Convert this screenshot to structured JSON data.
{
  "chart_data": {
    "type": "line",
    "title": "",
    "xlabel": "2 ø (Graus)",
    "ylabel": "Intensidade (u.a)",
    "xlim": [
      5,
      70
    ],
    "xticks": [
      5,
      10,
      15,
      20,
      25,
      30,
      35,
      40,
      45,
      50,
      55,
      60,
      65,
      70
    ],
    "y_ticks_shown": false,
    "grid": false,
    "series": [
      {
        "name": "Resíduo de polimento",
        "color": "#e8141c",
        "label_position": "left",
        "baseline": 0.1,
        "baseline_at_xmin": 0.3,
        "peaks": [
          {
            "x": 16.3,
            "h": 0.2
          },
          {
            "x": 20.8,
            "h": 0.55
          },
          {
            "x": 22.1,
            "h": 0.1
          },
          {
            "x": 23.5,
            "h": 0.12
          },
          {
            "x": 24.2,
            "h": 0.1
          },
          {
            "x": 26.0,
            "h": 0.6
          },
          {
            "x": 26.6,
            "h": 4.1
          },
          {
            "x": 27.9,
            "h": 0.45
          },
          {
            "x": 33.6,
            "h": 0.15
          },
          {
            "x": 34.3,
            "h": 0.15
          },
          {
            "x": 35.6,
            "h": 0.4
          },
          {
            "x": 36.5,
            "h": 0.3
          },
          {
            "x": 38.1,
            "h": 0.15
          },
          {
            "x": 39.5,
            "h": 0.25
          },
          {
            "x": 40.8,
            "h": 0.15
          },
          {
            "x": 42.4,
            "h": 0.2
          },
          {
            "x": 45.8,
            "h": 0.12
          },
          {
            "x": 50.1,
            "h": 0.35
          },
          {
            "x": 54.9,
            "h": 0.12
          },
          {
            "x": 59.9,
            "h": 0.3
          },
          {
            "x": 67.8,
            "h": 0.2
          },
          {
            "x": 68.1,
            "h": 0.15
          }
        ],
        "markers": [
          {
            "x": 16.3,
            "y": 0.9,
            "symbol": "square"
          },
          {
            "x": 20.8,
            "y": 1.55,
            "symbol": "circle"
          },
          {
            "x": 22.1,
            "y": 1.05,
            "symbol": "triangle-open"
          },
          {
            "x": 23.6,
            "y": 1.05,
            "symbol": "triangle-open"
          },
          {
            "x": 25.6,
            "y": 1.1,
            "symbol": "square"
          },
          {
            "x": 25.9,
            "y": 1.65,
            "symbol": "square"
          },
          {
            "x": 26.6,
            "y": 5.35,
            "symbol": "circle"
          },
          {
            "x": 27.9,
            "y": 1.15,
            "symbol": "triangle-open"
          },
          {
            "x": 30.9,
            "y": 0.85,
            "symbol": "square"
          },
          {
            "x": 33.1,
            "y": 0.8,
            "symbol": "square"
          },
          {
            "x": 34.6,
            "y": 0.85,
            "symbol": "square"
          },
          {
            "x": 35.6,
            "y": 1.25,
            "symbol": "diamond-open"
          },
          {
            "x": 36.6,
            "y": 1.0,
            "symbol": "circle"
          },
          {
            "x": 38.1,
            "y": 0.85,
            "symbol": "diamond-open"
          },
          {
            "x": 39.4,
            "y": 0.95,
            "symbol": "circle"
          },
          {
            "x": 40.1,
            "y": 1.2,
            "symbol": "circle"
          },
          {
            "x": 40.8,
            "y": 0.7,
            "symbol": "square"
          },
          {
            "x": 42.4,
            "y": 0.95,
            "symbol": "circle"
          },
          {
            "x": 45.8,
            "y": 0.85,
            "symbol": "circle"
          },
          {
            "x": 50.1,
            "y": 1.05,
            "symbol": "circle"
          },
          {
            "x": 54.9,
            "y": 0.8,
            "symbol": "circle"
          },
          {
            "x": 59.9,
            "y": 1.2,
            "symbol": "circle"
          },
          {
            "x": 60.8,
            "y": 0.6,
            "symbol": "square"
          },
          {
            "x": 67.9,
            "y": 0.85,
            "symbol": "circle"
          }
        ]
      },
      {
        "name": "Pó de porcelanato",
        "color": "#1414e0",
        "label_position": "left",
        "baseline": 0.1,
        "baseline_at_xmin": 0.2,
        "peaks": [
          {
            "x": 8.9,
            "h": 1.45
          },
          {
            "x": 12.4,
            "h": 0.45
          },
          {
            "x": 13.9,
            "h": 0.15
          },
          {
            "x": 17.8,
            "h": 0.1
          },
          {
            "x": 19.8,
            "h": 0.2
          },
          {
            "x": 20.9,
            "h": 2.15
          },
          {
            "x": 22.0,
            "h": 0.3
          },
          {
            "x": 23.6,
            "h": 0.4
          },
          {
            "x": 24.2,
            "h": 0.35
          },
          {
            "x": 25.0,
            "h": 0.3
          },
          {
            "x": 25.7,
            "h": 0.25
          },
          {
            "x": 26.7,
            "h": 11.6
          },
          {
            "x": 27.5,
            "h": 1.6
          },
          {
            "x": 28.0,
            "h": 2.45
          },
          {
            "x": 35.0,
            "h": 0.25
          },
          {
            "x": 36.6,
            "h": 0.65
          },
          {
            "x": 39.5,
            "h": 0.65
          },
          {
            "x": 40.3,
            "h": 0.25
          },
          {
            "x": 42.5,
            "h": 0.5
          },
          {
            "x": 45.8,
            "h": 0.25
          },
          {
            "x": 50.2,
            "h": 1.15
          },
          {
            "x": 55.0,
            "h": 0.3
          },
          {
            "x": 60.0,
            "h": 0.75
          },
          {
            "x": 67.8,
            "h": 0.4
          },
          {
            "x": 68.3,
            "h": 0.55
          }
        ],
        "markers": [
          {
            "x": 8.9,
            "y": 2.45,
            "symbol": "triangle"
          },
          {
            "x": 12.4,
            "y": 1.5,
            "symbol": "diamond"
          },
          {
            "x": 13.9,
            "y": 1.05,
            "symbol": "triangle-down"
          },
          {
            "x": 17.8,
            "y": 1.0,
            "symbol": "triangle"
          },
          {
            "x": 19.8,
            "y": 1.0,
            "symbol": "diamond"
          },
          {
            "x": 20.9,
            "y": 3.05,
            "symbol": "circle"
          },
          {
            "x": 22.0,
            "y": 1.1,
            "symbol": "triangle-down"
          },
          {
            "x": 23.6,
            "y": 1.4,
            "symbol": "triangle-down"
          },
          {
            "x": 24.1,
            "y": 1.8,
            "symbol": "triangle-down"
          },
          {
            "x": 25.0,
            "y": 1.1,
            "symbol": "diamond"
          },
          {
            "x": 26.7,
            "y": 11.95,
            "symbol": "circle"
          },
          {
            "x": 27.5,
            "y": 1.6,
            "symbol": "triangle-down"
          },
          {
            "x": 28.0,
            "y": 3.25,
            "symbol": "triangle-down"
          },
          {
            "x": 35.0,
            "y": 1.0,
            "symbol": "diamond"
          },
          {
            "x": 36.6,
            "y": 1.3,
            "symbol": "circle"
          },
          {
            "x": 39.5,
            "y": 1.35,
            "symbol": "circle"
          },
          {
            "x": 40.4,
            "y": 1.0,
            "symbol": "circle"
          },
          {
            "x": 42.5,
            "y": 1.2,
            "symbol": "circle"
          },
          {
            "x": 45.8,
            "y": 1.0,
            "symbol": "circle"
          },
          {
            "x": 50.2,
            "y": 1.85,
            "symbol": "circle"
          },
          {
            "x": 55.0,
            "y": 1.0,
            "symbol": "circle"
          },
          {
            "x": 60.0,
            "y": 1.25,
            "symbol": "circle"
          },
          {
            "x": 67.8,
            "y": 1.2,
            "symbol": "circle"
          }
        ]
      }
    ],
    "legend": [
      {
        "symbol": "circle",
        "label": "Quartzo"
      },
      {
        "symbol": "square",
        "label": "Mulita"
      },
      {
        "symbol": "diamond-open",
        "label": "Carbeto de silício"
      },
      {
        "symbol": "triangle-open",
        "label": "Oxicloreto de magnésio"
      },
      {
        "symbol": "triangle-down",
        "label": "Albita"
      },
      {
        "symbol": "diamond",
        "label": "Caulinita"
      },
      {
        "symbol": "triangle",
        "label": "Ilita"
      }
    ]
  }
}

> [WORK TO COMPLETE]: Copy each line above where the string "name" occurs.

> [FULL ANSWER]:
        "name": "Resíduo de polimento",
        "name": "Pó de porcelanato",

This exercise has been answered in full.